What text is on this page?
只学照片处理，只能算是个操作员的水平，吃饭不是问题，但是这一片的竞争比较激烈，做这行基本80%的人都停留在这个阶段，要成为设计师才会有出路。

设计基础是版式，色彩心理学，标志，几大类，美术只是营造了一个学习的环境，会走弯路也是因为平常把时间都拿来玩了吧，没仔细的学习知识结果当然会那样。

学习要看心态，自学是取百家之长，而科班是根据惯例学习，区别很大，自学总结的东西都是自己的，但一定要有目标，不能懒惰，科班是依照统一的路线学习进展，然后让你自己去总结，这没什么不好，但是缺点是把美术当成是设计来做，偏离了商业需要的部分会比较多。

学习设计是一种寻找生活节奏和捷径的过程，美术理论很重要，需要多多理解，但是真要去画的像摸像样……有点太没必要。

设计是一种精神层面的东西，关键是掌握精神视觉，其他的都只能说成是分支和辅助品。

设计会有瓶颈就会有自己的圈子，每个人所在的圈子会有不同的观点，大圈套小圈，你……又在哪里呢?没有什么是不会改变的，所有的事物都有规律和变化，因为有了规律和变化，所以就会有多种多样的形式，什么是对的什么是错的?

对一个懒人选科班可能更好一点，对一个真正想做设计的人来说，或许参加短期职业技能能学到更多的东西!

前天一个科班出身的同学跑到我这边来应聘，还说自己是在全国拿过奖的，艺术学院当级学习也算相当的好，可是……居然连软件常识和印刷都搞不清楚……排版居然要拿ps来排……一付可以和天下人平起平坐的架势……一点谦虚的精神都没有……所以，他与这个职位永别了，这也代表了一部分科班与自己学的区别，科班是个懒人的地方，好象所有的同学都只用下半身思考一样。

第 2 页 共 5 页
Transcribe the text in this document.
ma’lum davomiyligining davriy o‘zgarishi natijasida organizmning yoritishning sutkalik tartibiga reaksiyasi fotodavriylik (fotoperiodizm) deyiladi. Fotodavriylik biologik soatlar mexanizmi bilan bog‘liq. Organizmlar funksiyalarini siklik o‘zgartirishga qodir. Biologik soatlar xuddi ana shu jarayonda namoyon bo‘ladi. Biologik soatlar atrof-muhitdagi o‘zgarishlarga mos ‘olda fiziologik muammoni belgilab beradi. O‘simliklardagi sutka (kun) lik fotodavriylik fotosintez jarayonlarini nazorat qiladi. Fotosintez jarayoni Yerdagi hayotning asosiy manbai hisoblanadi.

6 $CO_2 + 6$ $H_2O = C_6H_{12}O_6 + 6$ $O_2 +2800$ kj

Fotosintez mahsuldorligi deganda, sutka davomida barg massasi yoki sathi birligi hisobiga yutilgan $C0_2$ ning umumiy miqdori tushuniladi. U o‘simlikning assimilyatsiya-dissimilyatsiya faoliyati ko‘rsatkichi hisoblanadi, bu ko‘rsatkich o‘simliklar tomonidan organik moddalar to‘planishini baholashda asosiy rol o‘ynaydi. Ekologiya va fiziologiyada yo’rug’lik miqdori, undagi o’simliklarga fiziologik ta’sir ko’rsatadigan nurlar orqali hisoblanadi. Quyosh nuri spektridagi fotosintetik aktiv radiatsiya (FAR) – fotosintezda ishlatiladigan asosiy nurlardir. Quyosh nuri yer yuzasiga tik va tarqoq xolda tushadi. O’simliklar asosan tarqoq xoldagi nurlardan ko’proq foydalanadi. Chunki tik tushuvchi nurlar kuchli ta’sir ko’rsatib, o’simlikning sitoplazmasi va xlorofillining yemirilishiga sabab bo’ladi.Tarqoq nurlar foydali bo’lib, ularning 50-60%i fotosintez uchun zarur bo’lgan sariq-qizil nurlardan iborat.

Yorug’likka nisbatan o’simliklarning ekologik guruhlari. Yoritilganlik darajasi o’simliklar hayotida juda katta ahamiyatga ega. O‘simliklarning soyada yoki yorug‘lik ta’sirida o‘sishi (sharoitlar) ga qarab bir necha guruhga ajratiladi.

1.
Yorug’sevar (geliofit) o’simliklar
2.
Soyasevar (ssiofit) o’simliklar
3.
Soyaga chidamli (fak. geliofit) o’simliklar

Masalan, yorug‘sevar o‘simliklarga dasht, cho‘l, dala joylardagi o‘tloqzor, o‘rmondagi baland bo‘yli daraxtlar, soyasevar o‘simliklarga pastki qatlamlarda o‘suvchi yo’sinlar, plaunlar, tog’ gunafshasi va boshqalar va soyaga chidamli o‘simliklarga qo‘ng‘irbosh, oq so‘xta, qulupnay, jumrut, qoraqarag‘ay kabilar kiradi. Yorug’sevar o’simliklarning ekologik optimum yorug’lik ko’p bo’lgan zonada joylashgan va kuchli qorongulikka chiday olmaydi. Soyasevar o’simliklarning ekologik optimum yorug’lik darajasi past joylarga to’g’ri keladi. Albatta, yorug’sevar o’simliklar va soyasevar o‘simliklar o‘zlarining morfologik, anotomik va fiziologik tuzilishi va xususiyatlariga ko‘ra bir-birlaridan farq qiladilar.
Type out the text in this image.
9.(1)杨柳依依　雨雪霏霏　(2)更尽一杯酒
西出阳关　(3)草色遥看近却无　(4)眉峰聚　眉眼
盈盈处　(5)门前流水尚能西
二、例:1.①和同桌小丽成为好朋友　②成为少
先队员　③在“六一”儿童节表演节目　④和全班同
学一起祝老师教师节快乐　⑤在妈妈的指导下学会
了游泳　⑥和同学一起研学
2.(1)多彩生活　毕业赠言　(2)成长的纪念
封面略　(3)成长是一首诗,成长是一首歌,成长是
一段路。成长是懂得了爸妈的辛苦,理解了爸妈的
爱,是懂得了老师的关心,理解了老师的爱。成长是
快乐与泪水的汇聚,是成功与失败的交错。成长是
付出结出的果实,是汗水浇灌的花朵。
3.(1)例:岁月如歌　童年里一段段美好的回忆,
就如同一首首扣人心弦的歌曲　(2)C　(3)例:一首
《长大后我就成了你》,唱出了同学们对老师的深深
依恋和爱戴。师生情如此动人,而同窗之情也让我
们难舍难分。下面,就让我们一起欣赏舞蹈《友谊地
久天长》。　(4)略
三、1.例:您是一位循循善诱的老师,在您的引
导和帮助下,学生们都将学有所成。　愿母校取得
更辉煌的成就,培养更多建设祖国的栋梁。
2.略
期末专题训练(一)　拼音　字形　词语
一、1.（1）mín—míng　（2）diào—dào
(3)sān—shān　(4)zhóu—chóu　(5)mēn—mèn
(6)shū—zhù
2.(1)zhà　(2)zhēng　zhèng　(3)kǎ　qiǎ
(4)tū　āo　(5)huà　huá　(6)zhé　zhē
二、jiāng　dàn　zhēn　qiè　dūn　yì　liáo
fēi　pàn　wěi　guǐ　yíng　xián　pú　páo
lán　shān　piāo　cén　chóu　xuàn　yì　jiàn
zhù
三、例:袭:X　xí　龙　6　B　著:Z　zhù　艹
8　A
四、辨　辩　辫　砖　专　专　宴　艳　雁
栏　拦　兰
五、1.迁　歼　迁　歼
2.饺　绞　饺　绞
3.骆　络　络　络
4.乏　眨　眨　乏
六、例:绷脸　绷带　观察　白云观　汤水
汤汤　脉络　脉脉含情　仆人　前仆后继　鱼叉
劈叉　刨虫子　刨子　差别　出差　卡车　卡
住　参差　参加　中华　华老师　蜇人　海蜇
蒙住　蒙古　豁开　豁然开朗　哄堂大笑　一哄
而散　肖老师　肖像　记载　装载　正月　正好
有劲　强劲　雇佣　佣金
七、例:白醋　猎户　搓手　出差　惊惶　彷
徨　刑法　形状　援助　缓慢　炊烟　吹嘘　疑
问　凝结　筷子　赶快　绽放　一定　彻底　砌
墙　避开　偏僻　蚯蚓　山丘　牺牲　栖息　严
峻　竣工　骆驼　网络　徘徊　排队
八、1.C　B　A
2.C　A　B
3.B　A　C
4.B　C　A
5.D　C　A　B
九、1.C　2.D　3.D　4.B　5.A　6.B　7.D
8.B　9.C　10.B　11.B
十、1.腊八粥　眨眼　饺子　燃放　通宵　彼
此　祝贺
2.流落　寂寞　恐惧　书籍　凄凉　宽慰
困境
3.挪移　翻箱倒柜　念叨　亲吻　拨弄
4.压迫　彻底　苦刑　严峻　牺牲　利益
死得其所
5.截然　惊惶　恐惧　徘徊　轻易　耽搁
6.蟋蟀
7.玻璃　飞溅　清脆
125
-------------------------
# Task details
Every line from the one containing "Type out the text in this image." through the last line must be copied exactly; leave out the rest.

# Written solution
Type out the text in this image.
9.(1)杨柳依依　雨雪霏霏　(2)更尽一杯酒
西出阳关　(3)草色遥看近却无　(4)眉峰聚　眉眼
盈盈处　(5)门前流水尚能西
二、例:1.①和同桌小丽成为好朋友　②成为少
先队员　③在“六一”儿童节表演节目　④和全班同
学一起祝老师教师节快乐　⑤在妈妈的指导下学会
了游泳　⑥和同学一起研学
2.(1)多彩生活　毕业赠言　(2)成长的纪念
封面略　(3)成长是一首诗,成长是一首歌,成长是
一段路。成长是懂得了爸妈的辛苦,理解了爸妈的
爱,是懂得了老师的关心,理解了老师的爱。成长是
快乐与泪水的汇聚,是成功与失败的交错。成长是
付出结出的果实,是汗水浇灌的花朵。
3.(1)例:岁月如歌　童年里一段段美好的回忆,
就如同一首首扣人心弦的歌曲　(2)C　(3)例:一首
《长大后我就成了你》,唱出了同学们对老师的深深
依恋和爱戴。师生情如此动人,而同窗之情也让我
们难舍难分。下面,就让我们一起欣赏舞蹈《友谊地
久天长》。　(4)略
三、1.例:您是一位循循善诱的老师,在您的引
导和帮助下,学生们都将学有所成。　愿母校取得
更辉煌的成就,培养更多建设祖国的栋梁。
2.略
期末专题训练(一)　拼音　字形　词语
一、1.（1）mín—míng　（2）diào—dào
(3)sān—shān　(4)zhóu—chóu　(5)mēn—mèn
(6)shū—zhù
2.(1)zhà　(2)zhēng　zhèng　(3)kǎ　qiǎ
(4)tū　āo　(5)huà　huá　(6)zhé　zhē
二、jiāng　dàn　zhēn　qiè　dūn　yì　liáo
fēi　pàn　wěi　guǐ　yíng　xián　pú　páo
lán　shān　piāo　cén　chóu　xuàn　yì　jiàn
zhù
三、例:袭:X　xí　龙　6　B　著:Z　zhù　艹
8　A
四、辨　辩　辫　砖　专　专　宴　艳　雁
栏　拦　兰
五、1.迁　歼　迁　歼
2.饺　绞　饺　绞
3.骆　络　络　络
4.乏　眨　眨　乏
六、例:绷脸　绷带　观察　白云观　汤水
汤汤　脉络　脉脉含情　仆人　前仆后继　鱼叉
劈叉　刨虫子　刨子　差别　出差　卡车　卡
住　参差　参加　中华　华老师　蜇人　海蜇
蒙住　蒙古　豁开　豁然开朗　哄堂大笑　一哄
而散　肖老师　肖像　记载　装载　正月　正好
有劲　强劲　雇佣　佣金
七、例:白醋　猎户　搓手　出差　惊惶　彷
徨　刑法　形状　援助　缓慢　炊烟　吹嘘　疑
问　凝结　筷子　赶快　绽放　一定　彻底　砌
墙　避开　偏僻　蚯蚓　山丘　牺牲　栖息　严
峻　竣工　骆驼　网络　徘徊　排队
八、1.C　B　A
2.C　A　B
3.B　A　C
4.B　C　A
5.D　C　A　B
九、1.C　2.D　3.D　4.B　5.A　6.B　7.D
8.B　9.C　10.B　11.B
十、1.腊八粥　眨眼　饺子　燃放　通宵　彼
此　祝贺
2.流落　寂寞　恐惧　书籍　凄凉　宽慰
困境
3.挪移　翻箱倒柜　念叨　亲吻　拨弄
4.压迫　彻底　苦刑　严峻　牺牲　利益
死得其所
5.截然　惊惶　恐惧　徘徊　轻易　耽搁
6.蟋蟀
7.玻璃　飞溅　清脆
125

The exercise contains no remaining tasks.